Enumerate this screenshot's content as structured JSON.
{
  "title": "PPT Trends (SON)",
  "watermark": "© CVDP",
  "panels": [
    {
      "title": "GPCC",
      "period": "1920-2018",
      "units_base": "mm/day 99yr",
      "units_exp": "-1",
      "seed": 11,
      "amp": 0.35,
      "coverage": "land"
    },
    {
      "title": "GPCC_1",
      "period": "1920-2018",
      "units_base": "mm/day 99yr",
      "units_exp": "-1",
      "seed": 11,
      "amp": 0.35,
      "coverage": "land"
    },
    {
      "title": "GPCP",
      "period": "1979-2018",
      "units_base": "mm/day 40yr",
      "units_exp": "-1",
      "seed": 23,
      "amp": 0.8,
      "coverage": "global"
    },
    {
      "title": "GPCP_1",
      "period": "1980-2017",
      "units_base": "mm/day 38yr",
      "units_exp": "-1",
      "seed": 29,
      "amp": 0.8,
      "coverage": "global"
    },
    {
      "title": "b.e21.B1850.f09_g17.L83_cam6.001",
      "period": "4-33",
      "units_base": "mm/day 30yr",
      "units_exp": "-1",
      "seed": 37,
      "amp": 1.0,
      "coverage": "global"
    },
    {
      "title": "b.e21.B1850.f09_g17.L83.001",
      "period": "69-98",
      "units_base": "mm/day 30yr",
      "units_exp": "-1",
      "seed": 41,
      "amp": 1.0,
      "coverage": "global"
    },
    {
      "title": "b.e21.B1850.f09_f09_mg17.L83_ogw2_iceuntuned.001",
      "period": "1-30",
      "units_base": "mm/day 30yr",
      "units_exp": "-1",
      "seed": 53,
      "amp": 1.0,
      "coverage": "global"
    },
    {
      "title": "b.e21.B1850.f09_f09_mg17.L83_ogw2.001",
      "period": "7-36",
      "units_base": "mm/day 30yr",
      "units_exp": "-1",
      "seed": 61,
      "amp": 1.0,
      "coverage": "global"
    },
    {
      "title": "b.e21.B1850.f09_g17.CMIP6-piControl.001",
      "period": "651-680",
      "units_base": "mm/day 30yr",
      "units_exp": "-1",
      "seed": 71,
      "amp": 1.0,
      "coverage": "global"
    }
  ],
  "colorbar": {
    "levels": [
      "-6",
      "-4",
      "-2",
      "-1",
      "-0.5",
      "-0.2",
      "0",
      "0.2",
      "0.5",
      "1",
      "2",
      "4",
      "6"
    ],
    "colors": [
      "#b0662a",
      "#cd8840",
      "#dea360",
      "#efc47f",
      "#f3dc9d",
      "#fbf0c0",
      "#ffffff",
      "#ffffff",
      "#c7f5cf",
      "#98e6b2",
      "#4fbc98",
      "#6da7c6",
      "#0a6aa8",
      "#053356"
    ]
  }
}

════════

PROBLEM REQUIREMENTS: Work out how many lines in the records above hold the string "seed", then give only that count.

SOLVED PROBLEM: 9